§ SUPPLIED PASSAGE
Skip to content

v0.4.0 - iOS App

iOS companion app, browser UI overhaul, and hub reliability fixes.

iOS Companion App

  • Native Swift app — Full iOS client with WebSocket connection to the hub, audio playback, recording, and conversation display.
  • Three input modes — Auto voice (hands-free), Push-to-Talk, and Typing mode with per-mode settings.
  • Typing mode — Text input with no TTS/STT. Hub text_mode flag skips audio processing.
  • PTT mode — Hold-to-talk with ZStack-centered mic button.
  • Background voice mode — Silence keepalive loop with VAD auto-stop for hands-free recording when app is backgrounded.
  • Live Activity — Mode-aware Dynamic Island and Lock Screen display with voicehub://mic deep link.
  • Local notifications — Sent on assistant_text when app is backgrounded.

§ Items listed in a dataset
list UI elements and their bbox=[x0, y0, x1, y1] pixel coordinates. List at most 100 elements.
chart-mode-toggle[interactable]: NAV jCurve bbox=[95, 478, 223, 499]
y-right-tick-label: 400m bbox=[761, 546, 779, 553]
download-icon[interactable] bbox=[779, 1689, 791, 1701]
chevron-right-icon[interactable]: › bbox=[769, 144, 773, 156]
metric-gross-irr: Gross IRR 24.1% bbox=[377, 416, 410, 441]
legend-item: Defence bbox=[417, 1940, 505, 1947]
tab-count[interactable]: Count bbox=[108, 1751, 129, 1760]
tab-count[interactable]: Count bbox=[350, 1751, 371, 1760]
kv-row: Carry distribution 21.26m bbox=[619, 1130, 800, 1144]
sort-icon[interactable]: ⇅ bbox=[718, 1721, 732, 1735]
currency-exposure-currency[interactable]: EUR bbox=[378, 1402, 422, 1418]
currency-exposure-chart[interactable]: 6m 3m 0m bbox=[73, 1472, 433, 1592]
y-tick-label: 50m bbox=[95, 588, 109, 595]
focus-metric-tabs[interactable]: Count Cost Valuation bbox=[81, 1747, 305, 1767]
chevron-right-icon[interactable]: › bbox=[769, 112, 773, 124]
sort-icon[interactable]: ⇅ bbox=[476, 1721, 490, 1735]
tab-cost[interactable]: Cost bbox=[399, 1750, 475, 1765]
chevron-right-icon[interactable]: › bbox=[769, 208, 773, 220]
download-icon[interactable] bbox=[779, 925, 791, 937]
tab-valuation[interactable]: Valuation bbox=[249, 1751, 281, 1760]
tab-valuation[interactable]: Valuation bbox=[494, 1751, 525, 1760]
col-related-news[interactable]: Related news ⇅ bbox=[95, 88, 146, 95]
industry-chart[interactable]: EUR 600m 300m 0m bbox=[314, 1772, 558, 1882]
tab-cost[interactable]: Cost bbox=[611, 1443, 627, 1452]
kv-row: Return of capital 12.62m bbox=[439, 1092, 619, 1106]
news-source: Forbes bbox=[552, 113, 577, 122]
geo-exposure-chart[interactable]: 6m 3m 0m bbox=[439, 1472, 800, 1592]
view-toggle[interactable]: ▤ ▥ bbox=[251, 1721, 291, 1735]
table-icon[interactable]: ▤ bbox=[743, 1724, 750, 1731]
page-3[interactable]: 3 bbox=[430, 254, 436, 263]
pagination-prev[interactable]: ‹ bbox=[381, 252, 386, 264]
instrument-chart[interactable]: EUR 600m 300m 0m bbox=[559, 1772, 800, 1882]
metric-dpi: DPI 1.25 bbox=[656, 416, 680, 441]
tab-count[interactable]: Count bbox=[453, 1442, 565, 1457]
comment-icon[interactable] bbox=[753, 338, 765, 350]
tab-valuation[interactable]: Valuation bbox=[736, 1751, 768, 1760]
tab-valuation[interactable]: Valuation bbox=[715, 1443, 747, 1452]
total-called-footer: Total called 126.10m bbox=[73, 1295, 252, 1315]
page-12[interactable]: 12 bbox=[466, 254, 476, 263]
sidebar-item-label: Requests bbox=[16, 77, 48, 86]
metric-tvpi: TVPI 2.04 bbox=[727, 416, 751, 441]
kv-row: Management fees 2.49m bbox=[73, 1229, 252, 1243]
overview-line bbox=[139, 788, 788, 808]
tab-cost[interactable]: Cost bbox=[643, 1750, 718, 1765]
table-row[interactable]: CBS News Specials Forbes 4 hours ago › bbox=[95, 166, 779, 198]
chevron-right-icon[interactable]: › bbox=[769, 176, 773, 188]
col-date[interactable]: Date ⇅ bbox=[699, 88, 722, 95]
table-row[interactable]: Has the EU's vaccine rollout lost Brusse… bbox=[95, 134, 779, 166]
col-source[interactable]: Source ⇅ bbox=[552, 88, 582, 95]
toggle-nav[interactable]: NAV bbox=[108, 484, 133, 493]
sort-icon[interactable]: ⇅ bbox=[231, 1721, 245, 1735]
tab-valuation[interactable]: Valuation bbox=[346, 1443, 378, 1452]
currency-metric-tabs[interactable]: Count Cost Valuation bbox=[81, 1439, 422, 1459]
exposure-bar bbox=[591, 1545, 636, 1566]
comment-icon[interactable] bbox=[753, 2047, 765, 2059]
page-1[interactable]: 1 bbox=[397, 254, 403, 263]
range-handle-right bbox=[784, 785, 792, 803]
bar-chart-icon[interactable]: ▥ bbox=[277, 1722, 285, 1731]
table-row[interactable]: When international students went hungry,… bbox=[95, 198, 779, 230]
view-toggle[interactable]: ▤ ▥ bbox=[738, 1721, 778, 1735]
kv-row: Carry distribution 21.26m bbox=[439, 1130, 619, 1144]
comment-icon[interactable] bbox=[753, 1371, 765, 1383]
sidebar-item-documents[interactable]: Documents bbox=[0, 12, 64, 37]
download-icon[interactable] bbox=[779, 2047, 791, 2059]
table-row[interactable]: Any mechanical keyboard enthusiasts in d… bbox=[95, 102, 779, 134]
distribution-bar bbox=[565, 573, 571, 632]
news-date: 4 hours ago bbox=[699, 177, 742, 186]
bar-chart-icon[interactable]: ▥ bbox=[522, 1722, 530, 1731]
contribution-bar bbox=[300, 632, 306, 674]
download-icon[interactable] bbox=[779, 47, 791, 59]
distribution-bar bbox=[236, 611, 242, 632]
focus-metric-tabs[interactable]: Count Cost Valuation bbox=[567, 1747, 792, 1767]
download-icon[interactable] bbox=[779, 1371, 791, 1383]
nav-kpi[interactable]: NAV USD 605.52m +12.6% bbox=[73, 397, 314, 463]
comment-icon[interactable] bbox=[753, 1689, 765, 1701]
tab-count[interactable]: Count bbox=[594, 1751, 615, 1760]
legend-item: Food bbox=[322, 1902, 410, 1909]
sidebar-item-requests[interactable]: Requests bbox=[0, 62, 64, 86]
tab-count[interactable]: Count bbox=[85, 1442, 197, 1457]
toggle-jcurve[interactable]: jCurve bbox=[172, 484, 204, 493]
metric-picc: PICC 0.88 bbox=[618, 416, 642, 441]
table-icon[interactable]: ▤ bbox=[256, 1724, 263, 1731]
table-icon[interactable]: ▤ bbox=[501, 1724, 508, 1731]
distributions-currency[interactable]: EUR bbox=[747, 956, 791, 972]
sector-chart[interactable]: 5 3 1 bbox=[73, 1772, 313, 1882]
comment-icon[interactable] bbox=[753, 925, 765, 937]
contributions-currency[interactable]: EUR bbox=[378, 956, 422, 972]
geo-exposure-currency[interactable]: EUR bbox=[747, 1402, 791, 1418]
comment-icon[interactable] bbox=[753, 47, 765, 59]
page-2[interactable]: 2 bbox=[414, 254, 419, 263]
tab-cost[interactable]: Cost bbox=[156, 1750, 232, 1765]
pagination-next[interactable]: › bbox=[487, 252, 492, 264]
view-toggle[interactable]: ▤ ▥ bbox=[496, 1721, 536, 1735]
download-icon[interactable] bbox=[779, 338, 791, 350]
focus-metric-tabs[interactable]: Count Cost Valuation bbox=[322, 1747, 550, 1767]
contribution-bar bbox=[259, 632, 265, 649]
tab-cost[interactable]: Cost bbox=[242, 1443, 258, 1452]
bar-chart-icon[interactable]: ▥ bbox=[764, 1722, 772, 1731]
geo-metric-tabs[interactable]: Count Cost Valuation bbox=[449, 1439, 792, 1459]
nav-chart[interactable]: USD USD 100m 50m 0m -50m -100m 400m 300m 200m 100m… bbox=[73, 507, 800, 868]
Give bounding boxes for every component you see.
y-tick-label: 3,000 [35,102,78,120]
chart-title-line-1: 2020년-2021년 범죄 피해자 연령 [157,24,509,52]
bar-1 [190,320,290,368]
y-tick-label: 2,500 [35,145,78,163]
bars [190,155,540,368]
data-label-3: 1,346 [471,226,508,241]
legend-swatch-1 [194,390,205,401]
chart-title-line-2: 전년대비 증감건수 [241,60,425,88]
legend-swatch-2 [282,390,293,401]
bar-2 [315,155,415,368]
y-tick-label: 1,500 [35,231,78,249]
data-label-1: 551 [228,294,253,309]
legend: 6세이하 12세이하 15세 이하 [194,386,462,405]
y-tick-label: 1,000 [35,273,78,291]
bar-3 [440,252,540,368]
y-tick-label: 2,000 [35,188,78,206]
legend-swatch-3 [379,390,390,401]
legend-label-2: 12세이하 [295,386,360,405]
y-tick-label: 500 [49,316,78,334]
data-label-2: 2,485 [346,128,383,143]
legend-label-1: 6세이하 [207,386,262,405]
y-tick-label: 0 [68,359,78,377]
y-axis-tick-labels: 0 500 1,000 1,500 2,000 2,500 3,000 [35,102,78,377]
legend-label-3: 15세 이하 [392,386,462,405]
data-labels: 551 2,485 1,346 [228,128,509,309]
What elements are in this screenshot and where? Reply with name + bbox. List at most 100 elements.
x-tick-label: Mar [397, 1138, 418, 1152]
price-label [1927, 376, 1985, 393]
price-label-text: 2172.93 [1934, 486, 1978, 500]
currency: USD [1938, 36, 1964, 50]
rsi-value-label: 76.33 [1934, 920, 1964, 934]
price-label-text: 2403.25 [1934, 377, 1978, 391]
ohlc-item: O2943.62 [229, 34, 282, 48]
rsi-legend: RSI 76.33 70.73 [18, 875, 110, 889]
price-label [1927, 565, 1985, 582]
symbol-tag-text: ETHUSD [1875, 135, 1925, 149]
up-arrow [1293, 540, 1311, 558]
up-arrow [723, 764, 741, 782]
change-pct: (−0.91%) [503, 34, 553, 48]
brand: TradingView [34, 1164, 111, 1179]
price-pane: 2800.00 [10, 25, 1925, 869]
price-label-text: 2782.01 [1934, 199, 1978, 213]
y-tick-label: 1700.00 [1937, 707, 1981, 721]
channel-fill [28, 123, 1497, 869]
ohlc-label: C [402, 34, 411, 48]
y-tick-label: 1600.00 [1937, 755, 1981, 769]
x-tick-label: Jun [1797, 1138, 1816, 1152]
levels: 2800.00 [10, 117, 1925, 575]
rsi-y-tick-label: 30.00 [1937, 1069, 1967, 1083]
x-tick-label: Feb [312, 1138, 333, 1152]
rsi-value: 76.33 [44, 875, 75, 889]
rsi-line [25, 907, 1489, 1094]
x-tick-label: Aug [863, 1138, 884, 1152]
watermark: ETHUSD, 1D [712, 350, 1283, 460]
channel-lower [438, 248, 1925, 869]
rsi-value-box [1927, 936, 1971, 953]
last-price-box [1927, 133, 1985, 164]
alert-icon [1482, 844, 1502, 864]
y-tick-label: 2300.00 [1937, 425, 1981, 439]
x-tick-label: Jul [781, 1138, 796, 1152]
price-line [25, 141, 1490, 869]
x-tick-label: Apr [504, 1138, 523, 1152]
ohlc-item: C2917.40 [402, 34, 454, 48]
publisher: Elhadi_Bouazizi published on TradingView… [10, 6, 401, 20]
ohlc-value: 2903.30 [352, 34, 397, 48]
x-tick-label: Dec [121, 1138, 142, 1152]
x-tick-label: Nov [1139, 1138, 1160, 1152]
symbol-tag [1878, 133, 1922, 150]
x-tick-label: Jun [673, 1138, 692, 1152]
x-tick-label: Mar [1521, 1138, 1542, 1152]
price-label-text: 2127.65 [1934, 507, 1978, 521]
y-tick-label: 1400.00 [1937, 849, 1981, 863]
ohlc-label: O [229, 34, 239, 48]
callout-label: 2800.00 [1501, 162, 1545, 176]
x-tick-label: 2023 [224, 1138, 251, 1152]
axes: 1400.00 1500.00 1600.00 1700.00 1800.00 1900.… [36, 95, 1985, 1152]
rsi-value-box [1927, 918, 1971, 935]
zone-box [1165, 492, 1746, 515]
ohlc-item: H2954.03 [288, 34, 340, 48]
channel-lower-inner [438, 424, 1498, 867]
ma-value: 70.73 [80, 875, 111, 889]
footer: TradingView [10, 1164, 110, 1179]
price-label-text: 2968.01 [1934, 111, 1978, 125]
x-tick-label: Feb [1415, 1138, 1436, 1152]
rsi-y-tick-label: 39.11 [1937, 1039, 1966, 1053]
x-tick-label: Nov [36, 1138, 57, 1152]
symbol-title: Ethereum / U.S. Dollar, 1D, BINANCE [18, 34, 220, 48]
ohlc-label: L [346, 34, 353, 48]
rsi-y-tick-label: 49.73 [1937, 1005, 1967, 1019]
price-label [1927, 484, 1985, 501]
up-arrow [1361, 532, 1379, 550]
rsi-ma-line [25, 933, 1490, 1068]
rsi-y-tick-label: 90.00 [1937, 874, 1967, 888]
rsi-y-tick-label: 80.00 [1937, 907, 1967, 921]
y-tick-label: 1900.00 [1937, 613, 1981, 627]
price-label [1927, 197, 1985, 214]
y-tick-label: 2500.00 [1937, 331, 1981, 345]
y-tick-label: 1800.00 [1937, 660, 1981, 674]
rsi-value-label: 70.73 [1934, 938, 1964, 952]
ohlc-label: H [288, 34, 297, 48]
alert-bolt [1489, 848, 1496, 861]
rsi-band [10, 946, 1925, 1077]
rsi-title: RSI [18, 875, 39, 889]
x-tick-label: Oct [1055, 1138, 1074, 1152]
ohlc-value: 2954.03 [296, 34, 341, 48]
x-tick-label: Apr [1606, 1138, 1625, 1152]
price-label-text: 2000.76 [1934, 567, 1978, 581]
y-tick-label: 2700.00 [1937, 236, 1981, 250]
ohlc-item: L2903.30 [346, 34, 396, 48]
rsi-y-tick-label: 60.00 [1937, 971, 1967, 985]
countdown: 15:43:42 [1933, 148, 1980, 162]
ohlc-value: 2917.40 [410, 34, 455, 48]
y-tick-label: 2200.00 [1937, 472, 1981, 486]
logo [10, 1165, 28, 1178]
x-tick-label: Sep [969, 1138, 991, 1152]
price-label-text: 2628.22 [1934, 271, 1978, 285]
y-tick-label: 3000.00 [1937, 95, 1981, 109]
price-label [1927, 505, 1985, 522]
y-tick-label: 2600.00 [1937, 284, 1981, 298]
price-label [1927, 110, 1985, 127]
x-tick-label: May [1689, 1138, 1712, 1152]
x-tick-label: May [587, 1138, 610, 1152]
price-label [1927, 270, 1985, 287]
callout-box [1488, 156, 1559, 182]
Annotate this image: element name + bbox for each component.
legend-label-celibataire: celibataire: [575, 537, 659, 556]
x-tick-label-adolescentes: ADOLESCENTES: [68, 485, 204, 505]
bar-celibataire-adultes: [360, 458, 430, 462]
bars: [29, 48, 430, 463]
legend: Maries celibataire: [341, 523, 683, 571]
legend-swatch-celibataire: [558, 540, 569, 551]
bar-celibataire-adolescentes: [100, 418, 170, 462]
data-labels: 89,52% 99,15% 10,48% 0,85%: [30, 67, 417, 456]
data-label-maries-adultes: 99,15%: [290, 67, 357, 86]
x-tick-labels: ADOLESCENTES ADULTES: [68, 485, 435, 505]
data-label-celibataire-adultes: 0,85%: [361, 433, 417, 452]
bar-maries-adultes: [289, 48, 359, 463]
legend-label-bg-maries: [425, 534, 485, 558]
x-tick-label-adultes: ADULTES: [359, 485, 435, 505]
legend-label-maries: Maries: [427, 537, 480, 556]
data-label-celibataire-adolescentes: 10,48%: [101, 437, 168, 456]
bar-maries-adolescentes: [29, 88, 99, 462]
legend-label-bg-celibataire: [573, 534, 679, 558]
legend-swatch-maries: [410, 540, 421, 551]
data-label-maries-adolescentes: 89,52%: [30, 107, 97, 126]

§ WHAT IS NEEDED
Name every input mode that the v0.4.0 release notes give for the iOS companion app.

§ RESPONSE TO THIS EXERCISE
Auto voice (hands-free), Push-to-Talk, and Typing mode.